- **Task brief**:
Set down every entry again word for word, please, but skip the pictures.

- **Listing**:

[start]

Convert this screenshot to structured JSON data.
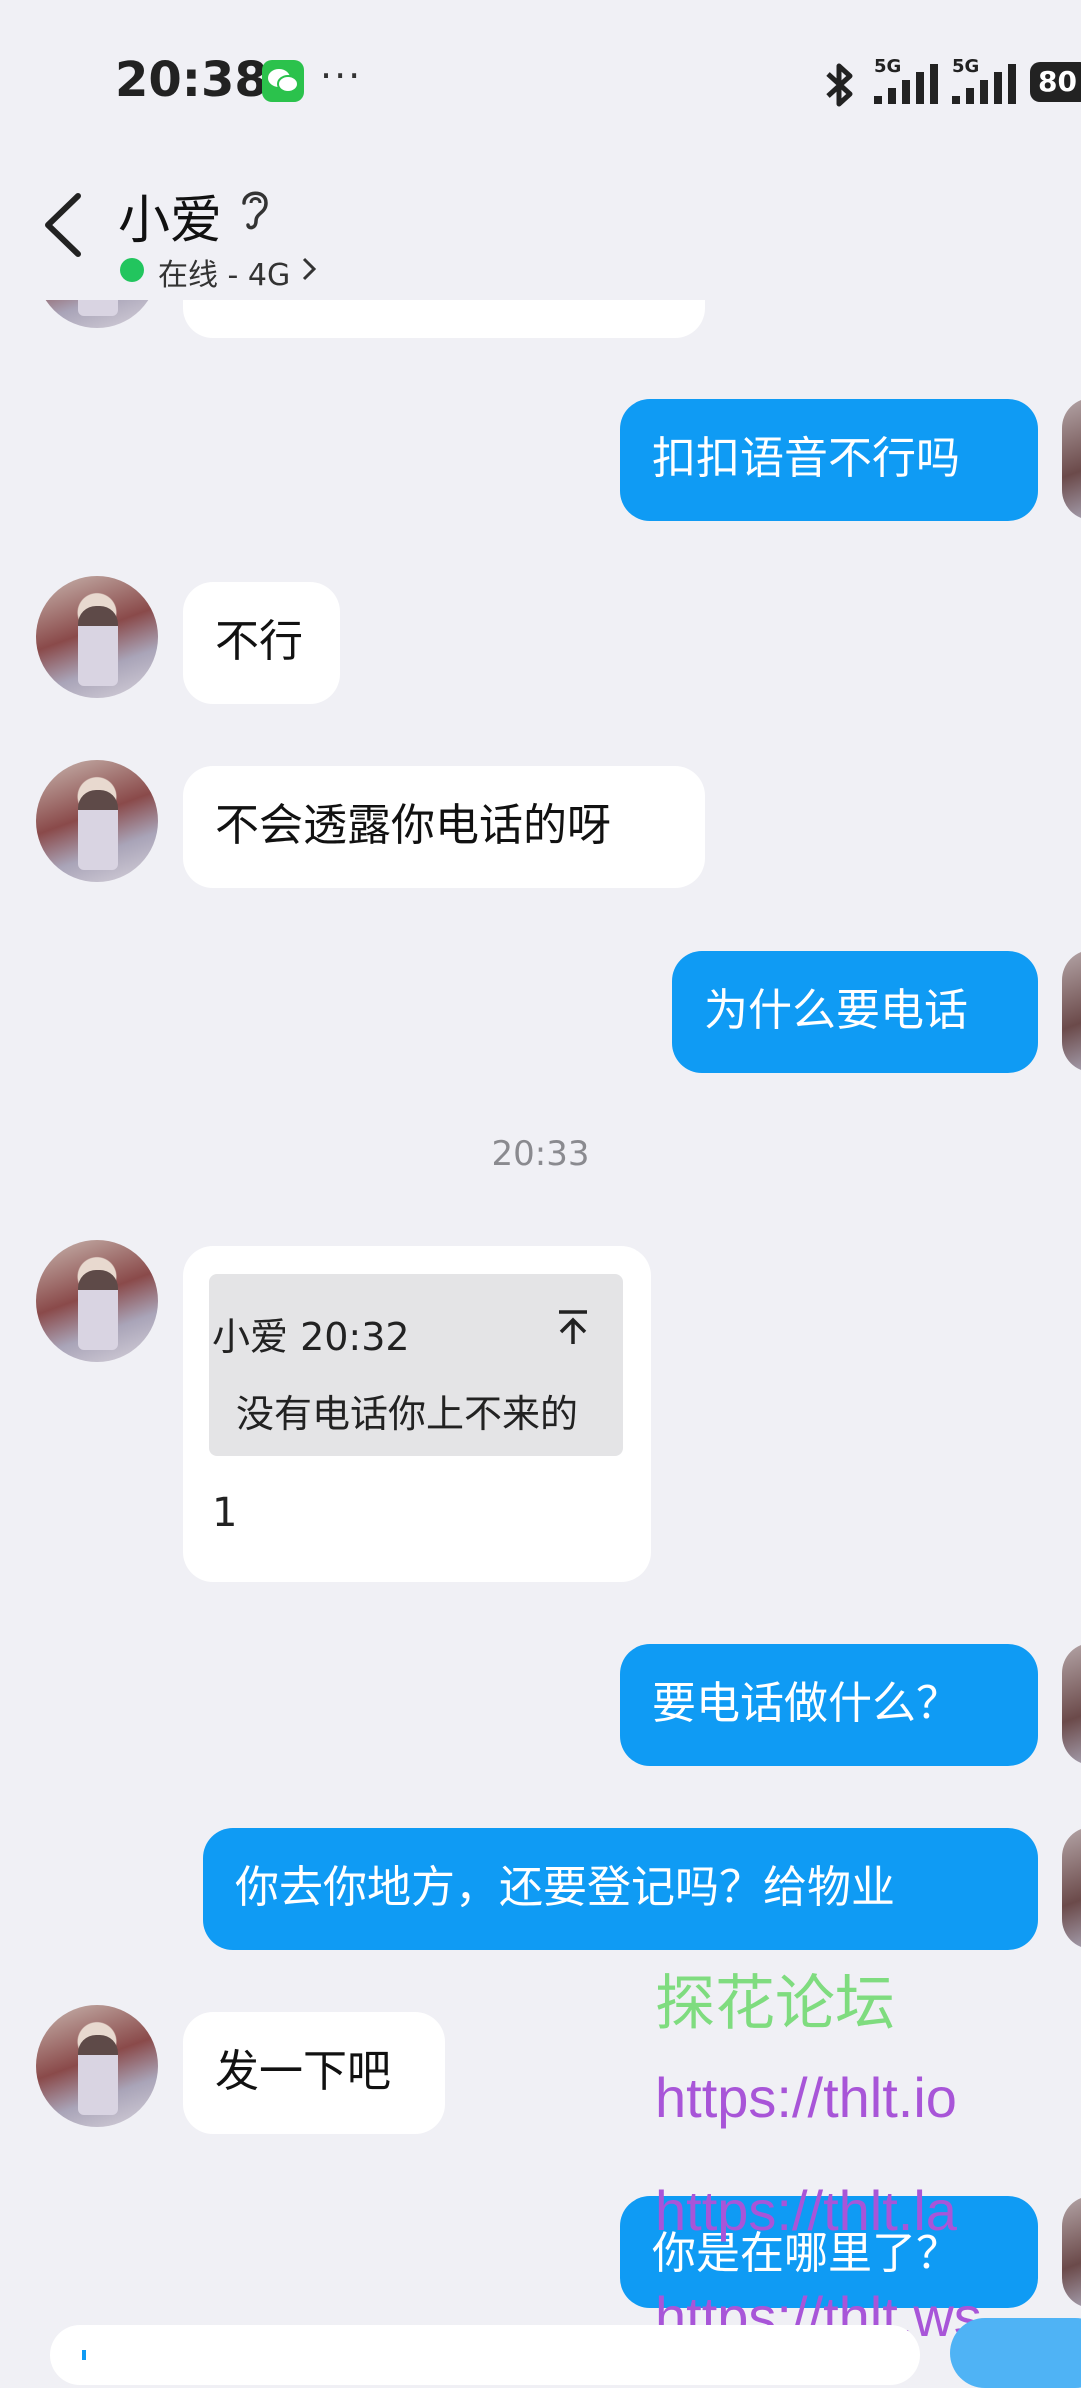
{
  "status_bar": {
    "time": "20:38",
    "dots": "···",
    "signal_1": "5G",
    "signal_2": "5G",
    "battery": "80"
  },
  "header": {
    "title": "小爱",
    "status": "在线 - 4G"
  },
  "messages": [
    {
      "side": "out",
      "text": "扣扣语音不行吗"
    },
    {
      "side": "in",
      "text": "不行"
    },
    {
      "side": "in",
      "text": "不会透露你电话的呀"
    },
    {
      "side": "out",
      "text": "为什么要电话"
    },
    {
      "side": "time",
      "text": "20:33"
    },
    {
      "side": "in",
      "quote_header": "小爱 20:32",
      "quote_text": "没有电话你上不来的",
      "text": "1"
    },
    {
      "side": "out",
      "text": "要电话做什么？"
    },
    {
      "side": "out",
      "text": "你去你地方，还要登记吗？给物业"
    },
    {
      "side": "in",
      "text": "发一下吧"
    },
    {
      "side": "out",
      "text": "你是在哪里了？"
    }
  ],
  "watermark": {
    "title": "探花论坛",
    "urls": [
      "https://thlt.io",
      "https://thlt.la",
      "https://thlt.ws"
    ]
  },
  "colors": {
    "outgoing_bubble": "#0f9bf4",
    "incoming_bubble": "#ffffff",
    "background": "#f0f0f5",
    "online": "#22c55e"
  }
}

[end]

- **Expected output**:
Convert this screenshot to structured JSON data.
{
  "status_bar": {
    "time": "20:38",
    "dots": "···",
    "signal_1": "5G",
    "signal_2": "5G",
    "battery": "80"
  },
  "header": {
    "title": "小爱",
    "status": "在线 - 4G"
  },
  "messages": [
    {
      "side": "out",
      "text": "扣扣语音不行吗"
    },
    {
      "side": "in",
      "text": "不行"
    },
    {
      "side": "in",
      "text": "不会透露你电话的呀"
    },
    {
      "side": "out",
      "text": "为什么要电话"
    },
    {
      "side": "time",
      "text": "20:33"
    },
    {
      "side": "in",
      "quote_header": "小爱 20:32",
      "quote_text": "没有电话你上不来的",
      "text": "1"
    },
    {
      "side": "out",
      "text": "要电话做什么？"
    },
    {
      "side": "out",
      "text": "你去你地方，还要登记吗？给物业"
    },
    {
      "side": "in",
      "text": "发一下吧"
    },
    {
      "side": "out",
      "text": "你是在哪里了？"
    }
  ],
  "watermark": {
    "title": "探花论坛",
    "urls": [
      "https://thlt.io",
      "https://thlt.la",
      "https://thlt.ws"
    ]
  },
  "colors": {
    "outgoing_bubble": "#0f9bf4",
    "incoming_bubble": "#ffffff",
    "background": "#f0f0f5",
    "online": "#22c55e"
  }
}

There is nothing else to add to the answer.